* _Exercise directions_
Read the entries below and pull out each line with the string "text".

Dataset records
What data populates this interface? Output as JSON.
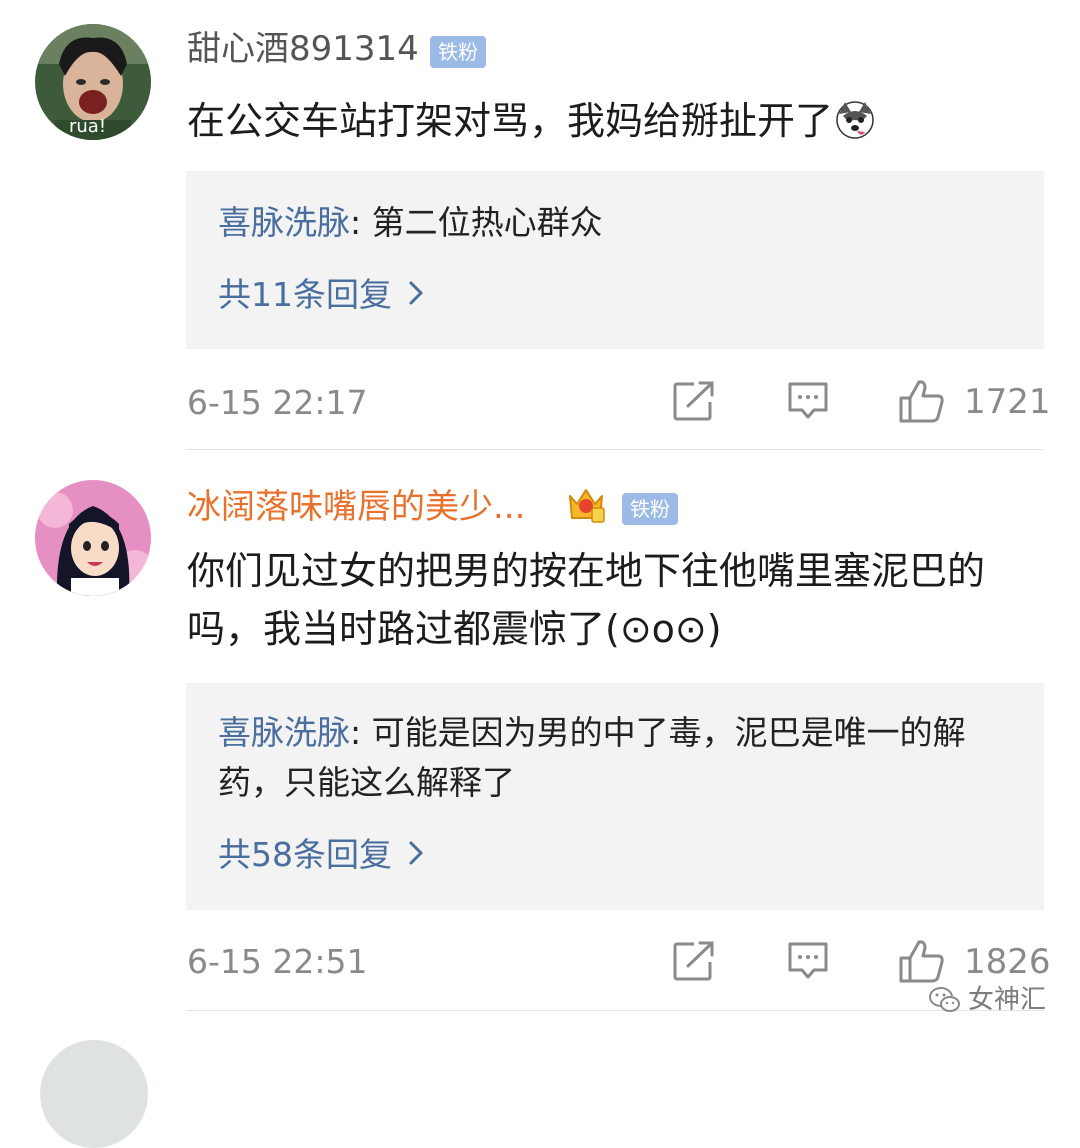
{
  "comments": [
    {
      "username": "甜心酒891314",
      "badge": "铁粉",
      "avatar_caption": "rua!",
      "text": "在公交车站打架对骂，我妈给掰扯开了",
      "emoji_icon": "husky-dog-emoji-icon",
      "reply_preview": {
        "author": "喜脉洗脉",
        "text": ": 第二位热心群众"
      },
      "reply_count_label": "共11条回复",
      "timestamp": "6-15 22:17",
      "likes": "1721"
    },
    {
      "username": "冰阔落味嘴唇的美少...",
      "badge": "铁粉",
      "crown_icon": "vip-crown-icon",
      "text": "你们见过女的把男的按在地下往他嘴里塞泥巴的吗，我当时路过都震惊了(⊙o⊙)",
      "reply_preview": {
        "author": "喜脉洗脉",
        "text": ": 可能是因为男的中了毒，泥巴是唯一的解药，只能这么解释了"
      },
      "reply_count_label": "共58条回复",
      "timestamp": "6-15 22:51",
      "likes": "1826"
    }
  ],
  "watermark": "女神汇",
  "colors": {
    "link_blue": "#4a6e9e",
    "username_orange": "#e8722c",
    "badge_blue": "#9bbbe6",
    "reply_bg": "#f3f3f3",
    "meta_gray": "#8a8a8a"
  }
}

* _Solution to the problem_
      "text": "在公交车站打架对骂，我妈给掰扯开了",
        "text": ": 第二位热心群众"
      "text": "你们见过女的把男的按在地下往他嘴里塞泥巴的吗，我当时路过都震惊了(⊙o⊙)",
        "text": ": 可能是因为男的中了毒，泥巴是唯一的解药，只能这么解释了"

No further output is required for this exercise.